Instruction: From the entries that follow, gather each line holding the word "alicates".

'''

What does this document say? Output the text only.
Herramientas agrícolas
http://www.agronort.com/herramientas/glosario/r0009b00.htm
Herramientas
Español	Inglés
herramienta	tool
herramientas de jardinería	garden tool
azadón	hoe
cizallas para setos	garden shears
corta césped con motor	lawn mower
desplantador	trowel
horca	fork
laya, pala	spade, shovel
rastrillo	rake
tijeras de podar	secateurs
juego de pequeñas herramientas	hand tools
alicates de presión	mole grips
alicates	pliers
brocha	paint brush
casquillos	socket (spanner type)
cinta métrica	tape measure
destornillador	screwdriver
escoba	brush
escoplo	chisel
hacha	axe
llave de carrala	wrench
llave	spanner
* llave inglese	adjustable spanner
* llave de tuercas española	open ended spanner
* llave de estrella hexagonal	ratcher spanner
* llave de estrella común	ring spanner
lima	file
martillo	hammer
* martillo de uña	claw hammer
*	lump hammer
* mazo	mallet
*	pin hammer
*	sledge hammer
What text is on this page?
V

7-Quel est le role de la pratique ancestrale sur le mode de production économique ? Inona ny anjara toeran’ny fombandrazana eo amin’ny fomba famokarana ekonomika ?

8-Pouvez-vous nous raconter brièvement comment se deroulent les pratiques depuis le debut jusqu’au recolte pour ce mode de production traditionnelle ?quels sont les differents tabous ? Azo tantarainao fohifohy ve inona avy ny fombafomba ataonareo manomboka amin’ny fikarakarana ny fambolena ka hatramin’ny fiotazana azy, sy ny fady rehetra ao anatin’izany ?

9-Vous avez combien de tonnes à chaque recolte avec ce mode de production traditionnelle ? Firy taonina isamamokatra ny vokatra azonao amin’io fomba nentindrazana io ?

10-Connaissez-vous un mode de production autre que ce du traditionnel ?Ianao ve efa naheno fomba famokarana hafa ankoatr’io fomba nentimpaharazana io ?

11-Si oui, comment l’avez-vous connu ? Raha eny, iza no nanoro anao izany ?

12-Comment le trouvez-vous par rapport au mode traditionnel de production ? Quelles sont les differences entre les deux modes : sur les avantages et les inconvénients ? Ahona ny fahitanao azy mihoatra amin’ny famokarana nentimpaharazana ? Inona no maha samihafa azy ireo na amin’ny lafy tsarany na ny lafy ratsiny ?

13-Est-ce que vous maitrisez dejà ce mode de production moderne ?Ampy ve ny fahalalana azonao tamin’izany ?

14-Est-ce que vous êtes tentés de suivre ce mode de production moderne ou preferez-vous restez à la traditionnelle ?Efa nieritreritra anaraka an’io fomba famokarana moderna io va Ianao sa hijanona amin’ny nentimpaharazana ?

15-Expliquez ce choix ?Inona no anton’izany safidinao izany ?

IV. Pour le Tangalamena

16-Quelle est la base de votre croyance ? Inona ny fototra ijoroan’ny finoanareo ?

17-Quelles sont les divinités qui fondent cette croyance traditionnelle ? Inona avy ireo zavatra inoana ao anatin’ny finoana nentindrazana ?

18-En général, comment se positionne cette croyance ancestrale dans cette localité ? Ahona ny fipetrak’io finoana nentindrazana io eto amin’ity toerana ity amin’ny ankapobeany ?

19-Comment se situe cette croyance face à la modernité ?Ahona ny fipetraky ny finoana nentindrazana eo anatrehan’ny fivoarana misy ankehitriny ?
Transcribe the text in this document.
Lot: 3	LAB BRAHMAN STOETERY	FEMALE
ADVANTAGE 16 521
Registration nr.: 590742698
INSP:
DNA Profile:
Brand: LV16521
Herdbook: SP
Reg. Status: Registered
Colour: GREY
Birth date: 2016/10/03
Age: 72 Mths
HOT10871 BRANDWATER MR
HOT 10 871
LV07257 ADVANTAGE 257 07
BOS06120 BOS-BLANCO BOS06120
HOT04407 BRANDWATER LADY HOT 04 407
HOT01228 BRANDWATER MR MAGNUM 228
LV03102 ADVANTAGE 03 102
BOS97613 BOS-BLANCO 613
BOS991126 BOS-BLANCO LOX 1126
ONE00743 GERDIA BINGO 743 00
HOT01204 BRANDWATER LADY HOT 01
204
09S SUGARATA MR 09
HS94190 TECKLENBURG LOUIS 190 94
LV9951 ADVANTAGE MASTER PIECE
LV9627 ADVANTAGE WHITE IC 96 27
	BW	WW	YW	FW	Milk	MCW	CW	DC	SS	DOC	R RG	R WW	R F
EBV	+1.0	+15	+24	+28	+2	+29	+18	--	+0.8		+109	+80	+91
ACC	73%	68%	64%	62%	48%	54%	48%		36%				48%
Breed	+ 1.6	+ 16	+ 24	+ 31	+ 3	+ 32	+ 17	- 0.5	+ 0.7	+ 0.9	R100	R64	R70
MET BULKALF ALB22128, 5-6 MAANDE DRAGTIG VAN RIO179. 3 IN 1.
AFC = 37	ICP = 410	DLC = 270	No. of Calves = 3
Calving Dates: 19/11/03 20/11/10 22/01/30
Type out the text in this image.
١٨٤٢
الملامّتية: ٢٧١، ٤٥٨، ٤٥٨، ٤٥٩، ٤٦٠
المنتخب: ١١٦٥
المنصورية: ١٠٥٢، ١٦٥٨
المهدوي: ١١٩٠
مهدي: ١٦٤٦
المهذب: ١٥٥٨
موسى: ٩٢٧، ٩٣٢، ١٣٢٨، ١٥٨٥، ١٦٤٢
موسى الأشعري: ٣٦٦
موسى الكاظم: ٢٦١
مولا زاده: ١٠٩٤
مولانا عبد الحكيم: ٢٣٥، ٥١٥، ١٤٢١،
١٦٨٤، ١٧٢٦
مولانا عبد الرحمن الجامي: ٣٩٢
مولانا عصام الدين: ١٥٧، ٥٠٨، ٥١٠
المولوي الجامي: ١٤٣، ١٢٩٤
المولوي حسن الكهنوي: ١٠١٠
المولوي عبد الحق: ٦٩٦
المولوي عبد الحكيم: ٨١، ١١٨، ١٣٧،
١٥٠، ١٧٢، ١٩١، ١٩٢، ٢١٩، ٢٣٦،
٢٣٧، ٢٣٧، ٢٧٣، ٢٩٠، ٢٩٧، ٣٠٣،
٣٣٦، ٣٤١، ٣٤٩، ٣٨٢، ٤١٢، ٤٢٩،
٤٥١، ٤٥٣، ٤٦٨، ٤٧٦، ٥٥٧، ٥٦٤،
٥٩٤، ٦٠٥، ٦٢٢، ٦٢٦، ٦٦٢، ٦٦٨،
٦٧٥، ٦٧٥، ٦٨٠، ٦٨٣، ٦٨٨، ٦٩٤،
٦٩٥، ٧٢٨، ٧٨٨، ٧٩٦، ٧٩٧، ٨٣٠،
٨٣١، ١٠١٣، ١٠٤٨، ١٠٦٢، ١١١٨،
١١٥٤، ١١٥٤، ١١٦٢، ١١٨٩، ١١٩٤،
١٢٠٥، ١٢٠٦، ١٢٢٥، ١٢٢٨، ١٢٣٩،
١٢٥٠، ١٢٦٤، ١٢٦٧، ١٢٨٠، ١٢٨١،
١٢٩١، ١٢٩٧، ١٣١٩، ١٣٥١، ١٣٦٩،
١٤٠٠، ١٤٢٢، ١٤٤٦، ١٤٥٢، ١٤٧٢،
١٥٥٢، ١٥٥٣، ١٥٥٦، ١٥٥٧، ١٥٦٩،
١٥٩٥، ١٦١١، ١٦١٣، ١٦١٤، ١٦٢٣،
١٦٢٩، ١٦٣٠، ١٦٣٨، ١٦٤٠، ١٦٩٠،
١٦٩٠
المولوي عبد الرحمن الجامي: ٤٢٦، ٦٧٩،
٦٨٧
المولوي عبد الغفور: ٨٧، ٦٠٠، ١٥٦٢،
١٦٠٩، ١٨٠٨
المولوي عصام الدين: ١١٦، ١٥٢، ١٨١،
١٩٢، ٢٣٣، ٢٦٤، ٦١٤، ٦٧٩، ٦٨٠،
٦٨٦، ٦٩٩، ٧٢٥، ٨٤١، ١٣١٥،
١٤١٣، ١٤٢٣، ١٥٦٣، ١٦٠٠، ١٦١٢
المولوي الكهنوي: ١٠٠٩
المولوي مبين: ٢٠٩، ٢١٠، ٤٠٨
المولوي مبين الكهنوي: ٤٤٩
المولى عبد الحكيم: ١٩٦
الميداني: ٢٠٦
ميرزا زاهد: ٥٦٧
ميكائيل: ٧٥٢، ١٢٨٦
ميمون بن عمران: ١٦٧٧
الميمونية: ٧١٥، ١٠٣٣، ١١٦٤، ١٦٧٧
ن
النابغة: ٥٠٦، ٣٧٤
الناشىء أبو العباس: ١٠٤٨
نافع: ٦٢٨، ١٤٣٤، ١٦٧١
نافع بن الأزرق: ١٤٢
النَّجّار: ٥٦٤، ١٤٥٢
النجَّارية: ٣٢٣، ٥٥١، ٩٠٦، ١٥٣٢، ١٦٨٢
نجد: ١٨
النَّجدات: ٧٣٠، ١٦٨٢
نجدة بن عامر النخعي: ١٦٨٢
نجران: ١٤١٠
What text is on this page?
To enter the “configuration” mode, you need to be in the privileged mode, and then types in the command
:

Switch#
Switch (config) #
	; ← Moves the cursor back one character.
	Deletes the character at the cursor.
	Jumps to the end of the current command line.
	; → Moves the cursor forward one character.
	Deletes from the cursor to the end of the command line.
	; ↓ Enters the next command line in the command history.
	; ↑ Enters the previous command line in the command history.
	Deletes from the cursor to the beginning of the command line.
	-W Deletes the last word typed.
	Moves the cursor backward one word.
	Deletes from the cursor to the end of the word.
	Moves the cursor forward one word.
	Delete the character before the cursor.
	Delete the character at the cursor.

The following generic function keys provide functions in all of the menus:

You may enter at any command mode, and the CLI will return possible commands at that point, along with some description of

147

'''

Reply to the task:
alicates de presión	mole grips
alicates	pliers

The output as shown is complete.